Stated exercise - Give only the number of lines that hold the word "Internet".

Source records -
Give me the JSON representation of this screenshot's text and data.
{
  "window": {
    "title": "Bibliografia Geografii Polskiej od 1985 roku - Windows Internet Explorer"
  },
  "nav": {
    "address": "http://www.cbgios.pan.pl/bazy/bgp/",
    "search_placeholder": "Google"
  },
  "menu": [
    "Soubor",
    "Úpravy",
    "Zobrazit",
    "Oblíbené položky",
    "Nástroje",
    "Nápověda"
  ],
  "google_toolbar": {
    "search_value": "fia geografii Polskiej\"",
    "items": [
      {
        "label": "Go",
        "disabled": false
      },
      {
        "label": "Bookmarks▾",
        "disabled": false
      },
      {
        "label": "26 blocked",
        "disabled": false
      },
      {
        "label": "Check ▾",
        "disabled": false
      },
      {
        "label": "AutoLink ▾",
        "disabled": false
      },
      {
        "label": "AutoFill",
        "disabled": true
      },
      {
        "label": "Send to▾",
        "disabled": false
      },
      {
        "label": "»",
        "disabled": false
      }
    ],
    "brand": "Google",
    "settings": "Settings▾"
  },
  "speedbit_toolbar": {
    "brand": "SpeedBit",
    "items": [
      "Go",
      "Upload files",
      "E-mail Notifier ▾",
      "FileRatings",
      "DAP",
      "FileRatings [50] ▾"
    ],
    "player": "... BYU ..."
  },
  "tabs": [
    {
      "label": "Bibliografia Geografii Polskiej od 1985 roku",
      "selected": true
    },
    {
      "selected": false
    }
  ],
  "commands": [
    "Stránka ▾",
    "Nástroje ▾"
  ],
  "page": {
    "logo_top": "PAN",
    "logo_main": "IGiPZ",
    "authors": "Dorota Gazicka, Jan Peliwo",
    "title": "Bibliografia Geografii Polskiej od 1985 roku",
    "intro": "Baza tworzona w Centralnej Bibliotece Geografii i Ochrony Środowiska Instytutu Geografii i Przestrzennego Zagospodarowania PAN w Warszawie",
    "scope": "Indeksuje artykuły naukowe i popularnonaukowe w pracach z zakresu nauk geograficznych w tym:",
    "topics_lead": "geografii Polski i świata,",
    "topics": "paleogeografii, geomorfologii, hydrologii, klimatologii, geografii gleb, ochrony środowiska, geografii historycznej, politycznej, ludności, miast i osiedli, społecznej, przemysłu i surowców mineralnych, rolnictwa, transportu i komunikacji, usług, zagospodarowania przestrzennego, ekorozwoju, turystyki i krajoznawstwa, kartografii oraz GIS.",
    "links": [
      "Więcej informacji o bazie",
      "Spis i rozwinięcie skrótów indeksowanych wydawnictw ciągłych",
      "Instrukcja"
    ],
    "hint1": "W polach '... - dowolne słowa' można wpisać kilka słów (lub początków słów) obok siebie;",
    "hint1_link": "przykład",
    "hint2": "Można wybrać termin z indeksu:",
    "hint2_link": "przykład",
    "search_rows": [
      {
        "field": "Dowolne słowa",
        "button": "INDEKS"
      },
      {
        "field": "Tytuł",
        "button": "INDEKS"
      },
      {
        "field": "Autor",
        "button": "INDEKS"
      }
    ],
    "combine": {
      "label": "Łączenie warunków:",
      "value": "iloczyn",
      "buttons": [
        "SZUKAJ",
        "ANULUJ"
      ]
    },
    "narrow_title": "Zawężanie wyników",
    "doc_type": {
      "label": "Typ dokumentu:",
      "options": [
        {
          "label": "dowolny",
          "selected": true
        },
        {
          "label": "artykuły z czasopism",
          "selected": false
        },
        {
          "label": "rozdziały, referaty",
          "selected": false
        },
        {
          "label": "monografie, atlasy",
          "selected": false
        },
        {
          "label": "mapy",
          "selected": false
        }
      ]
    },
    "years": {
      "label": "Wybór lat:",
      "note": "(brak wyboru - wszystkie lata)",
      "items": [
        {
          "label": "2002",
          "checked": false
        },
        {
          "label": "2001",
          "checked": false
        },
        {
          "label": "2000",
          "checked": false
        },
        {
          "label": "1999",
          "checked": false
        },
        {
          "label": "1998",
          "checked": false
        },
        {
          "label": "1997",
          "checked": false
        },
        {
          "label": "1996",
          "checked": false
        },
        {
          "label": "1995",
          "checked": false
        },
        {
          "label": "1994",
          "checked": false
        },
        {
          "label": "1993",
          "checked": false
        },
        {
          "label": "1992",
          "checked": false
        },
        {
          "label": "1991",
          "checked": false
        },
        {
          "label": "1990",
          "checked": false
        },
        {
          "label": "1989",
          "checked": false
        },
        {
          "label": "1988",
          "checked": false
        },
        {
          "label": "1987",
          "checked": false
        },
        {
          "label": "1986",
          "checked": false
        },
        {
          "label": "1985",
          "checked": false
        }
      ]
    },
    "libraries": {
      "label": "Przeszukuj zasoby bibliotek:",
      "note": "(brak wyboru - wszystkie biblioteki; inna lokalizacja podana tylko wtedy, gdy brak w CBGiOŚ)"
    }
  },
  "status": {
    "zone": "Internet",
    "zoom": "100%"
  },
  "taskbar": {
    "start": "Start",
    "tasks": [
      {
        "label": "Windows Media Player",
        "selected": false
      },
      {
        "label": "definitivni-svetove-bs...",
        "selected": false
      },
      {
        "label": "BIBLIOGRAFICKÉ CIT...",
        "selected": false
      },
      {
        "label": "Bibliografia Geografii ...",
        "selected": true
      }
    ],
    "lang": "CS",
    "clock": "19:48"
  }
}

Output below - 2